*Aim*: Transcribe all records exactly.

*Extracted records*:
** START **
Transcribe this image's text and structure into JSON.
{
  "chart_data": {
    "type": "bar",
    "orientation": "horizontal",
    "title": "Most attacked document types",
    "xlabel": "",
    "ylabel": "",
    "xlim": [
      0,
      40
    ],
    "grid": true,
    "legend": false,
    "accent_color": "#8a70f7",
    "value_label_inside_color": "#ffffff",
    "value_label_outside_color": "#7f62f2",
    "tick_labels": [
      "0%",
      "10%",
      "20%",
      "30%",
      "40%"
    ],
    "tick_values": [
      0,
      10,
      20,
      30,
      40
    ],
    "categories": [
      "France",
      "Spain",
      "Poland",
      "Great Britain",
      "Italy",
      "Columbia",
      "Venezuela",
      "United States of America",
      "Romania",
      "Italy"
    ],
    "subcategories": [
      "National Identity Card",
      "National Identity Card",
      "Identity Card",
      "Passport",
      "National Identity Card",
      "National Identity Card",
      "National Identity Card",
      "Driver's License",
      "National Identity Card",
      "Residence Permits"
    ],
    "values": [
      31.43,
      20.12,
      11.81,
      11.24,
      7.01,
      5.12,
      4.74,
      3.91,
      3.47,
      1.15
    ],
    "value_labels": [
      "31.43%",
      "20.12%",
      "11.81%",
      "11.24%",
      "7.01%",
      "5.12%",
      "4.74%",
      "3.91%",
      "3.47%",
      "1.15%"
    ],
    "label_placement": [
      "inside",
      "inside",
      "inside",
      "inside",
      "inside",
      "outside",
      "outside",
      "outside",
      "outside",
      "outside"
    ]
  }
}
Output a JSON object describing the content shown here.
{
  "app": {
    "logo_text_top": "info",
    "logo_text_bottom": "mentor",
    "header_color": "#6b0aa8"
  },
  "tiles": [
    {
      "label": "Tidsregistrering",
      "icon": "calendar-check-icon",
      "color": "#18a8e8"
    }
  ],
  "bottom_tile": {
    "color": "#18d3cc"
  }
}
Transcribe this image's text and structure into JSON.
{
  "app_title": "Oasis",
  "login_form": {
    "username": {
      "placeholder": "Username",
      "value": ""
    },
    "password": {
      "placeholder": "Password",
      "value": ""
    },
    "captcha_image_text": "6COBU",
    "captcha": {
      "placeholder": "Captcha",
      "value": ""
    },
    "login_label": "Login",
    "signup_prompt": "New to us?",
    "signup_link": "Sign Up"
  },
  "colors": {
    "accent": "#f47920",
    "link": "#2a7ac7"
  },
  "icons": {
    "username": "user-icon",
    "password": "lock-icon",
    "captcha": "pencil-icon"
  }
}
** END **
*Written answer*:
Transcribe this image's text and structure into JSON.
{
  "chart_data": {
    "type": "bar",
    "orientation": "horizontal",
    "title": "Most attacked document types",
    "xlabel": "",
    "ylabel": "",
    "xlim": [
      0,
      40
    ],
    "grid": true,
    "legend": false,
    "accent_color": "#8a70f7",
    "value_label_inside_color": "#ffffff",
    "value_label_outside_color": "#7f62f2",
    "tick_labels": [
      "0%",
      "10%",
      "20%",
      "30%",
      "40%"
    ],
    "tick_values": [
      0,
      10,
      20,
      30,
      40
    ],
    "categories": [
      "France",
      "Spain",
      "Poland",
      "Great Britain",
      "Italy",
      "Columbia",
      "Venezuela",
      "United States of America",
      "Romania",
      "Italy"
    ],
    "subcategories": [
      "National Identity Card",
      "National Identity Card",
      "Identity Card",
      "Passport",
      "National Identity Card",
      "National Identity Card",
      "National Identity Card",
      "Driver's License",
      "National Identity Card",
      "Residence Permits"
    ],
    "values": [
      31.43,
      20.12,
      11.81,
      11.24,
      7.01,
      5.12,
      4.74,
      3.91,
      3.47,
      1.15
    ],
    "value_labels": [
      "31.43%",
      "20.12%",
      "11.81%",
      "11.24%",
      "7.01%",
      "5.12%",
      "4.74%",
      "3.91%",
      "3.47%",
      "1.15%"
    ],
    "label_placement": [
      "inside",
      "inside",
      "inside",
      "inside",
      "inside",
      "outside",
      "outside",
      "outside",
      "outside",
      "outside"
    ]
  }
}
Output a JSON object describing the content shown here.
{
  "app": {
    "logo_text_top": "info",
    "logo_text_bottom": "mentor",
    "header_color": "#6b0aa8"
  },
  "tiles": [
    {
      "label": "Tidsregistrering",
      "icon": "calendar-check-icon",
      "color": "#18a8e8"
    }
  ],
  "bottom_tile": {
    "color": "#18d3cc"
  }
}
Transcribe this image's text and structure into JSON.
{
  "app_title": "Oasis",
  "login_form": {
    "username": {
      "placeholder": "Username",
      "value": ""
    },
    "password": {
      "placeholder": "Password",
      "value": ""
    },
    "captcha_image_text": "6COBU",
    "captcha": {
      "placeholder": "Captcha",
      "value": ""
    },
    "login_label": "Login",
    "signup_prompt": "New to us?",
    "signup_link": "Sign Up"
  },
  "colors": {
    "accent": "#f47920",
    "link": "#2a7ac7"
  },
  "icons": {
    "username": "user-icon",
    "password": "lock-icon",
    "captcha": "pencil-icon"
  }
}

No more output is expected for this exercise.